Source extract →
Chapter 7 questions

sgugger · November 15, 2021, 2:13pm

Use this topic for any question about Chapter 7 of the course.

emvy03 · November 22, 2021, 12:34pm

Hi - this is a relatively simple question but i’m totally new to HuggingFace so apologies in advance but on section 3 you discuss domain adaption.

I’m just experimenting with the task at the end of the section i.e. “To quantify the benefits of domain adaptation, fine-tune a classifier on the IMDb labels for both the pretrained and fine-tuned MiniLM checkpoints…”

Can you use the ‘Fill-Mask’ domain-adapted checkpoint you generated in the course (huggingface-course/distilbert-base-uncased-finetuned-imdb) for a classification task? Or do you have to adapt the original distilbert-base-uncased to the domain specifically for classification?

sgugger · November 22, 2021, 12:51pm

No, you would need to fine-tune it on the classification task next. It’s just that the fine-tuned masked language model might do better, since it’s more specialized on your corpus.

Hope that makes sense!

emvy03 · November 22, 2021, 1:15pm

Thank you!! So I should just follow the standard fine-tuning methodology for classification as per Ch. 3 but use the ‘fine-tuned masked model’ as the starting checkpoint? i.e.

from transformers import TFAutoModelForSequenceClassification, AutoTokenizer

checkpoint = 'huggingface-course/distilbert-base-uncased-finetuned-imdb'

tokenizer = AutoTokenizer.from_pretrained(checkpoint)
model = TFAutoModelForSequenceClassification.from_pretrained(checkpoint, num_labels=2)

...

sgugger · November 22, 2021, 2:56pm

That’s correct indeed!

emvy03 · November 22, 2021, 7:17pm

Thank you very much!

ducatyb · December 26, 2021, 11:45pm

Perhaps this is a typo? This sentence in the Question answering section

The answers field is a bit trickier as it comports a dictionary with two fields that are both lists.

Problem set →
• a. In the Chapter 7 thread, what does sgugger say must still be done with the domain-adapted checkpoint before it can handle classification?
• b. Extract the passage of the Chapter 7 thread starting with "No, you would" and going on through "tokenizer = AutoTokenizer.from_pretrained(checkpoint)", word for word.

Recorded data
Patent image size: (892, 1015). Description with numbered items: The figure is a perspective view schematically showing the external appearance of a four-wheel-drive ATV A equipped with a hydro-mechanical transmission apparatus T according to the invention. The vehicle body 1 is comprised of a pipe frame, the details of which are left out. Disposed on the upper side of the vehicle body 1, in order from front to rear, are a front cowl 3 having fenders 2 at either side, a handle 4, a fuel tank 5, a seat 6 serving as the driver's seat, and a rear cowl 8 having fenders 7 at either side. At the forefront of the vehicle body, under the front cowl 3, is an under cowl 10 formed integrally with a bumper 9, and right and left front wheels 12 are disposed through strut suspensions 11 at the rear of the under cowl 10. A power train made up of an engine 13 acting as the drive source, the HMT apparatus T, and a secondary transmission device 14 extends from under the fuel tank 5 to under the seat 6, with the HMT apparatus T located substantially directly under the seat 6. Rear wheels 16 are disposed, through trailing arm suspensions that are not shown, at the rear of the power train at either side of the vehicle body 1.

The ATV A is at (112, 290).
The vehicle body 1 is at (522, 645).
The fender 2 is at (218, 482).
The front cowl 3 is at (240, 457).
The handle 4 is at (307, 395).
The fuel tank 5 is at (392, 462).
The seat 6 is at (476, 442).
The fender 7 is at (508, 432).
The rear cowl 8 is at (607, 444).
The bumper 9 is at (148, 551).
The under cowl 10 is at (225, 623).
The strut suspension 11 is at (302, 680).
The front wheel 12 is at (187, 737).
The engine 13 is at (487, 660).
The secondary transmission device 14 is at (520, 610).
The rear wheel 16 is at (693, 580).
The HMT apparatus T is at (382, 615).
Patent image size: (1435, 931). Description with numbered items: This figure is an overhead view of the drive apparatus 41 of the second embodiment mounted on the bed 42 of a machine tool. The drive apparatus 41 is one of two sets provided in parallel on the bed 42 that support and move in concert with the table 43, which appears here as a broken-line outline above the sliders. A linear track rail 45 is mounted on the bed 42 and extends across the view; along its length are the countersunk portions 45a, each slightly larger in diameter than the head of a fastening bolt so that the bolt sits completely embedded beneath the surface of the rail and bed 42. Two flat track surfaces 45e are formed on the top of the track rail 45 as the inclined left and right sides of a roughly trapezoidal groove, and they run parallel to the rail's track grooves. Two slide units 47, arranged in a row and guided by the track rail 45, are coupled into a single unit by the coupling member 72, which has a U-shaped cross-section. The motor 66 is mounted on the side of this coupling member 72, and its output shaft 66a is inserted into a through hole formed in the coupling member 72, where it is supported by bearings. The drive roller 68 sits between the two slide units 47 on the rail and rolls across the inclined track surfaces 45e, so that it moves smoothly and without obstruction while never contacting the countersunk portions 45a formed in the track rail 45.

Answers provided →
• a. It must be fine-tuned on the classification task next.

• b.
No, you would need to fine-tune it on the classification task next. It’s just that the fine-tuned masked language model might do better, since it’s more specialized on your corpus.

Hope that makes sense!

emvy03 · November 22, 2021, 1:15pm

Thank you!! So I should just follow the standard fine-tuning methodology for classification as per Ch. 3 but use the ‘fine-tuned masked model’ as the starting checkpoint? i.e.

from transformers import TFAutoModelForSequenceClassification, AutoTokenizer

checkpoint = 'huggingface-course/distilbert-base-uncased-finetuned-imdb'

tokenizer = AutoTokenizer.from_pretrained(checkpoint)